● Directions for this task
Find how many lines of the listing below include the word "部署型讲话", then report the number by itself.
— start Input records —
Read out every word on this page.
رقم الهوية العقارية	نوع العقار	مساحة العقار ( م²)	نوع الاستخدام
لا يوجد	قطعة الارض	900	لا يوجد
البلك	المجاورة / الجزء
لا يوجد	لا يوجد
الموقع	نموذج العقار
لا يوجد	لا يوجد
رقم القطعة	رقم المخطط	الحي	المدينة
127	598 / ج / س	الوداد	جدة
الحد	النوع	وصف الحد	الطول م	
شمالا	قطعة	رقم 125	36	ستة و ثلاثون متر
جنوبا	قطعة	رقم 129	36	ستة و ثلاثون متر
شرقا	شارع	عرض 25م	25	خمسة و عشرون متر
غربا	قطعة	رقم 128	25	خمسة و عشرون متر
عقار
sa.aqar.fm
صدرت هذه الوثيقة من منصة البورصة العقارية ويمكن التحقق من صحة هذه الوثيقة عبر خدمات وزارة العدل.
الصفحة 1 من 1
— end Input records —
— start Input records —
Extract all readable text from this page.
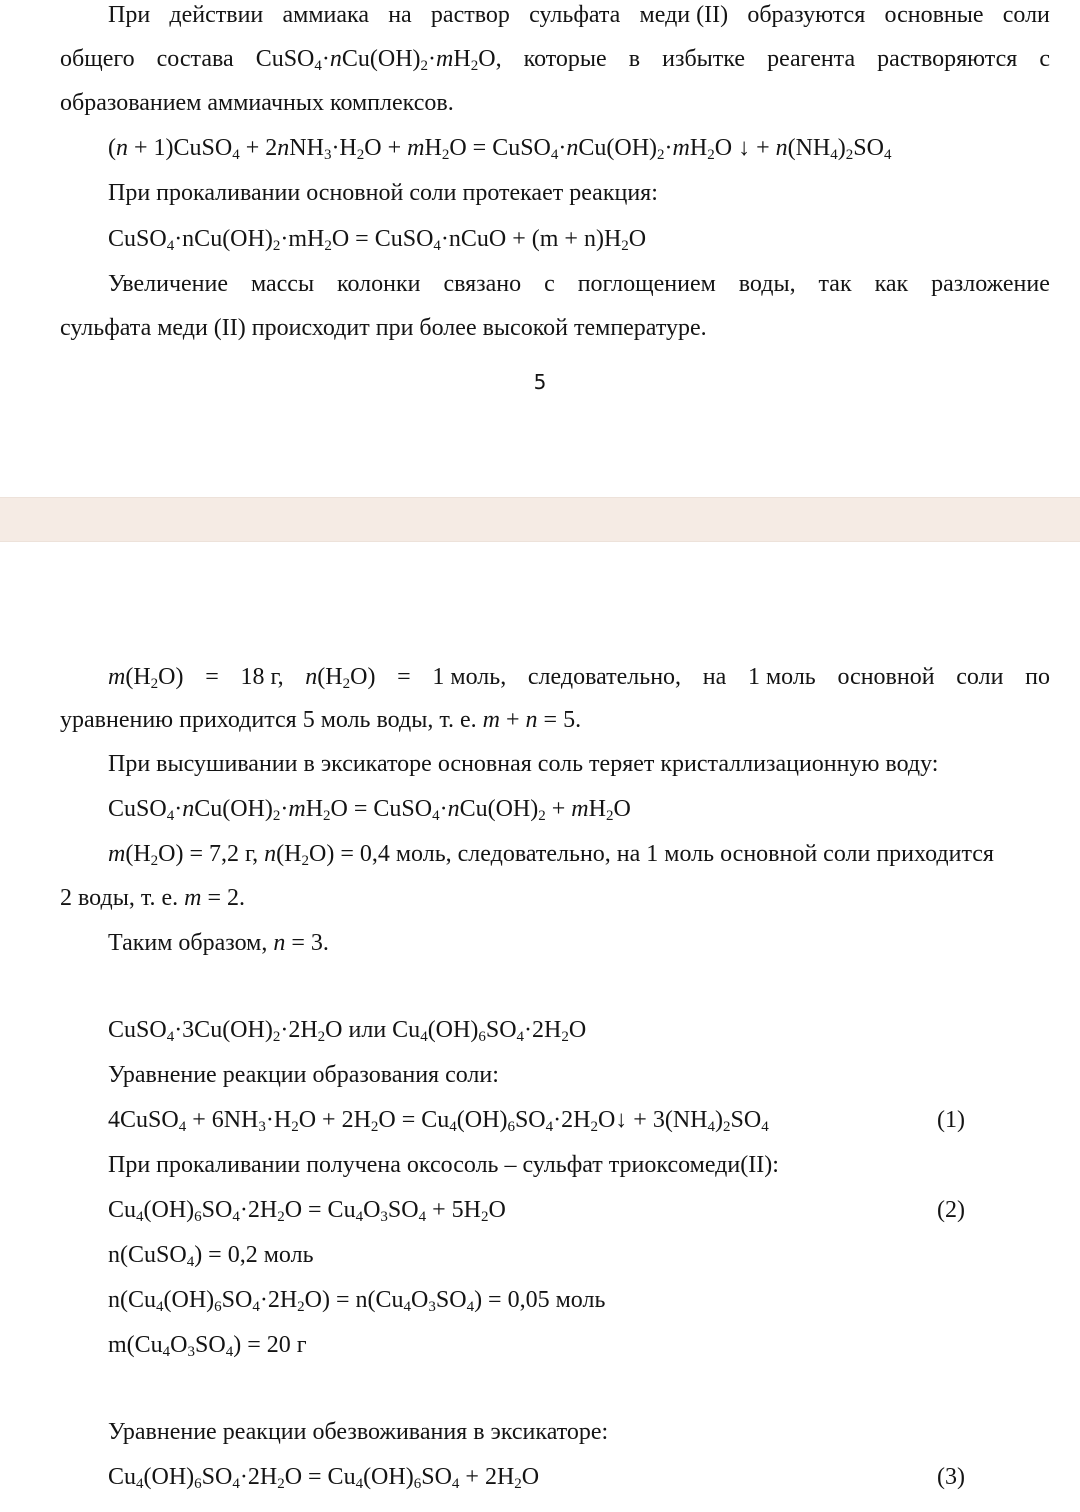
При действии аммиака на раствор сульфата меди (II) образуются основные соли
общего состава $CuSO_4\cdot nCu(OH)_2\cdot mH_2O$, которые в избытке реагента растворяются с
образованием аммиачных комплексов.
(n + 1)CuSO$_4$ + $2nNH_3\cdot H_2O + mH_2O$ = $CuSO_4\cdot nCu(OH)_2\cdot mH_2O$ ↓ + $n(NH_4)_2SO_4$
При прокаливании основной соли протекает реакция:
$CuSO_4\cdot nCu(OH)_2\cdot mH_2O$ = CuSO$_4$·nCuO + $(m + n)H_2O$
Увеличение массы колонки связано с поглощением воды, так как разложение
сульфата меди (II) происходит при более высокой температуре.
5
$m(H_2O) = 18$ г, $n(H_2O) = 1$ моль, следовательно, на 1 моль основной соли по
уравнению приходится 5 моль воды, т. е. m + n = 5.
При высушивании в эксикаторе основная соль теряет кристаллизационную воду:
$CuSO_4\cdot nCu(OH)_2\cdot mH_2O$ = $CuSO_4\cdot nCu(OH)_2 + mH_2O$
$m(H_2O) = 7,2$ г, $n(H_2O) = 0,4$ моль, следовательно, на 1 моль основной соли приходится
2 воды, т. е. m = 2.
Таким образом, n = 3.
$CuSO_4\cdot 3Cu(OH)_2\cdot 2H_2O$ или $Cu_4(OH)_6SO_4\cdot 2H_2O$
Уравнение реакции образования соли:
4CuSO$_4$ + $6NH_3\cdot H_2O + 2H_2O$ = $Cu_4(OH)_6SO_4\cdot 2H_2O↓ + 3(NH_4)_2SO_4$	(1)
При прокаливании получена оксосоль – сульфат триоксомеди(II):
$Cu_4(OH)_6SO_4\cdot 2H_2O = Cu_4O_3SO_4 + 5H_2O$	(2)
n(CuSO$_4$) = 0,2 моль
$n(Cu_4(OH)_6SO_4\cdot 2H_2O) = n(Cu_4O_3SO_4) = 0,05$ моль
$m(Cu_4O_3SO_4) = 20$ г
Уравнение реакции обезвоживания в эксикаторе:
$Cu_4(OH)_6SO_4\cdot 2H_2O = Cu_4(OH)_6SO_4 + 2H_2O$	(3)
— end Input records —
— start Input records —
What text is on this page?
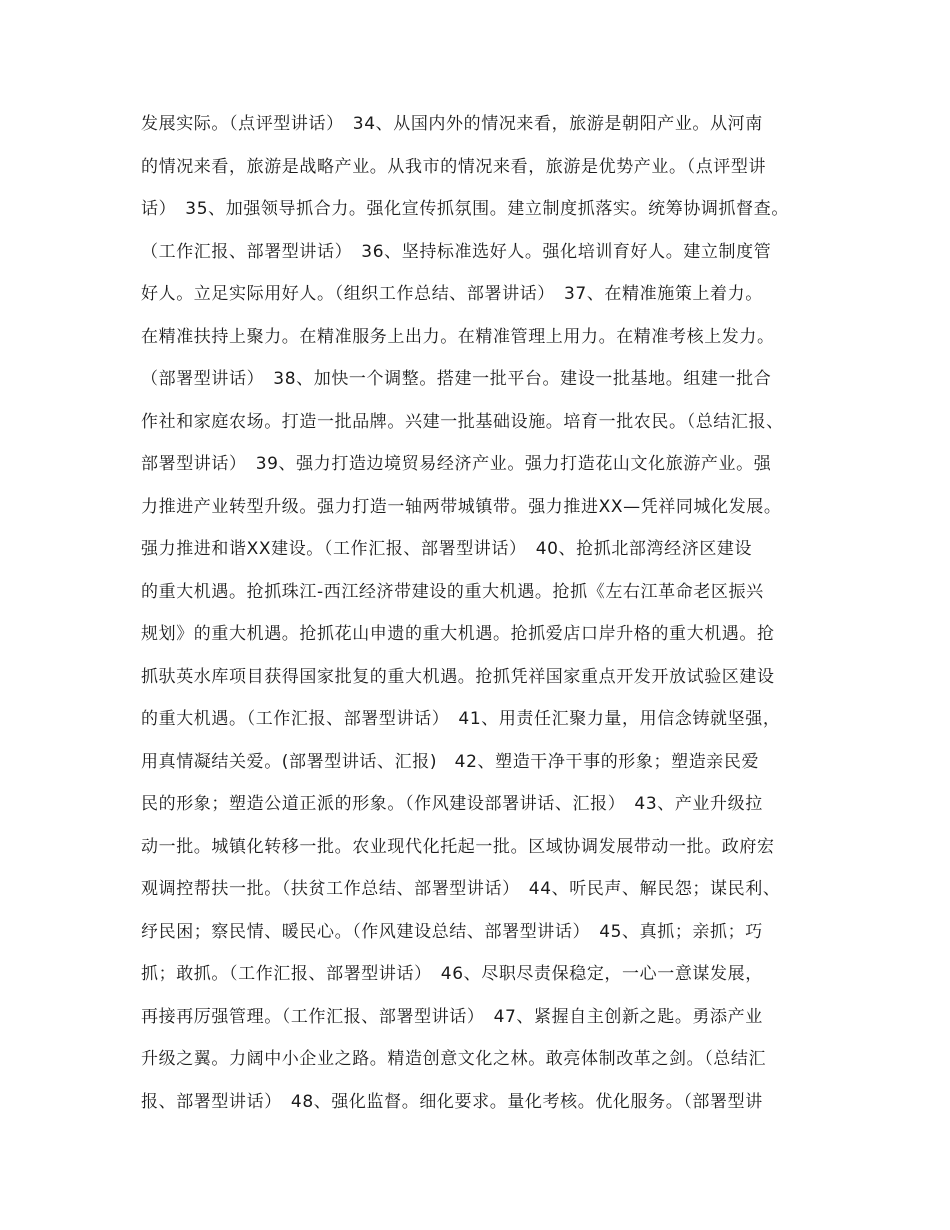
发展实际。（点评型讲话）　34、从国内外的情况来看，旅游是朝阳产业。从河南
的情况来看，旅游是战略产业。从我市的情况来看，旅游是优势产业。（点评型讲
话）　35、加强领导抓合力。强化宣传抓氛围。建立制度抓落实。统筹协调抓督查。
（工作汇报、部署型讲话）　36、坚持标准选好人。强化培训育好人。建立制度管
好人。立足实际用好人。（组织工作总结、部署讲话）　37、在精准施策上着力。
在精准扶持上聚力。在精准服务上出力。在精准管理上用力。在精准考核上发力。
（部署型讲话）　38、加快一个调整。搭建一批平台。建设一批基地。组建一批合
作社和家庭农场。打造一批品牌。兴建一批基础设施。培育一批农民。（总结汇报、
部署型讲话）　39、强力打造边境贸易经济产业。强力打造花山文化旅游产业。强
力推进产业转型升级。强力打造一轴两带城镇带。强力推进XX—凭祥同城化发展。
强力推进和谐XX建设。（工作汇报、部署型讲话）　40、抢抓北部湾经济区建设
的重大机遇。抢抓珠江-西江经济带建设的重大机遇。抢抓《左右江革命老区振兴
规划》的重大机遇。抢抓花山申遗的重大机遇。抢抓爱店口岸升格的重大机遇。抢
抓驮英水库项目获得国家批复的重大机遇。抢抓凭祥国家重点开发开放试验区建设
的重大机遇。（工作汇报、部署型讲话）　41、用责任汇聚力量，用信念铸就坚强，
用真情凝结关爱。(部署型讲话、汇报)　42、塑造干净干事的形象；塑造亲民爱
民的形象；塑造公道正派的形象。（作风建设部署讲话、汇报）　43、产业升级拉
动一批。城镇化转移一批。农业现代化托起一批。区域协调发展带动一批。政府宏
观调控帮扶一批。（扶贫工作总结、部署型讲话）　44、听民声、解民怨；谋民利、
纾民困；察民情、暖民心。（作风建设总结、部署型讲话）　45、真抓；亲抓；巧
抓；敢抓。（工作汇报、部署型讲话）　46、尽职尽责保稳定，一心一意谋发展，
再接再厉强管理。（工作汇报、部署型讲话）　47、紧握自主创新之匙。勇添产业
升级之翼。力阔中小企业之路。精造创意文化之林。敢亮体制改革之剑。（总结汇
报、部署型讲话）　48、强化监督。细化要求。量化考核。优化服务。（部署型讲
— end Input records —
● Result of this task
11